The exercise: Pictures appear in the records below; write out everything else exactly.

= = = = =

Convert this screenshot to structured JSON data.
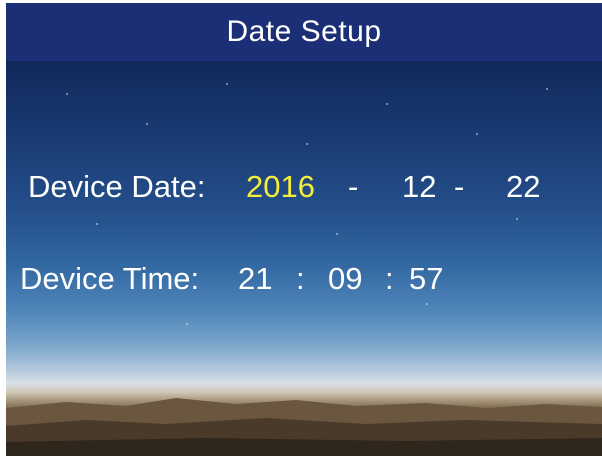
{
  "header": {
    "title": "Date Setup"
  },
  "date_row": {
    "label": "Device Date:",
    "year": "2016",
    "separator1": "-",
    "month": "12",
    "separator2": "-",
    "day": "22"
  },
  "time_row": {
    "label": "Device Time:",
    "hour": "21",
    "separator1": ":",
    "minute": "09",
    "separator2": ":",
    "second": "57"
  },
  "colors": {
    "title_bar": "#1c2f76",
    "text": "#ffffff",
    "selected_field": "#f4ee3a"
  }
}
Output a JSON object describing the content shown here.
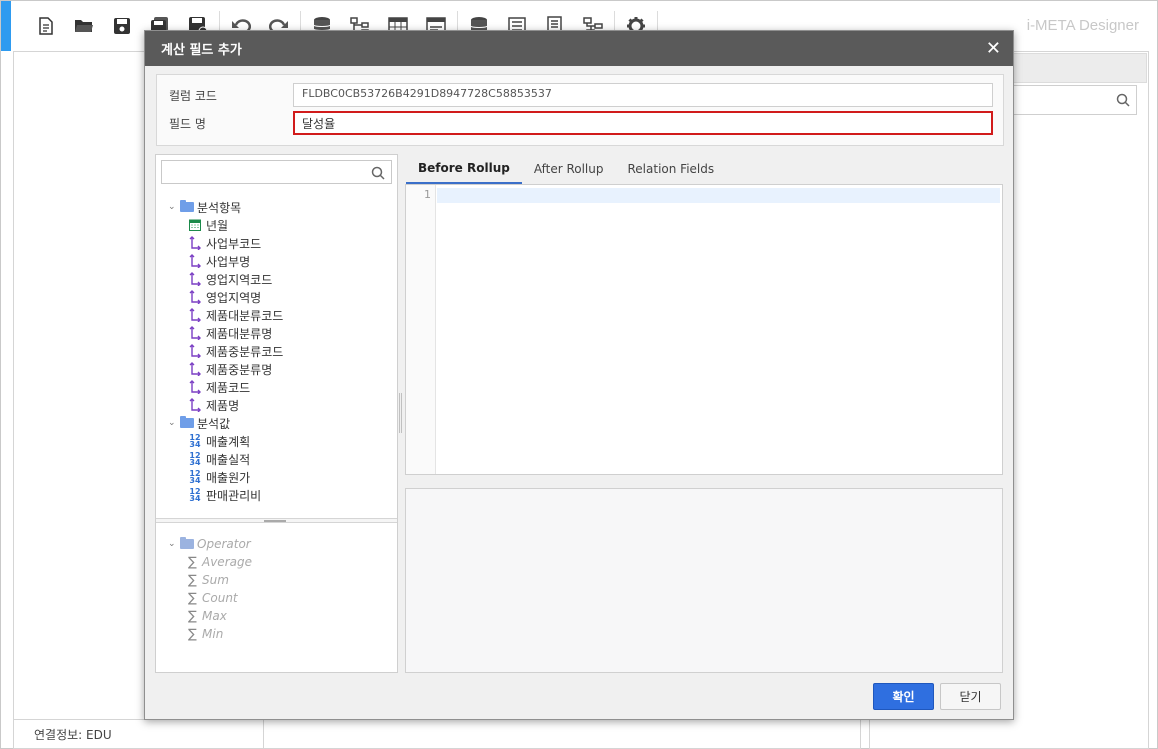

= = = = =

Answer for the task:
Convert this screenshot to structured JSON data.
{
  "header": {
    "title": "Date Setup"
  },
  "date_row": {
    "label": "Device Date:",
    "year": "2016",
    "separator1": "-",
    "month": "12",
    "separator2": "-",
    "day": "22"
  },
  "time_row": {
    "label": "Device Time:",
    "hour": "21",
    "separator1": ":",
    "minute": "09",
    "separator2": ":",
    "second": "57"
  },
  "colors": {
    "title_bar": "#1c2f76",
    "text": "#ffffff",
    "selected_field": "#f4ee3a"
  }
}
Output a JSON object describing the content shown here.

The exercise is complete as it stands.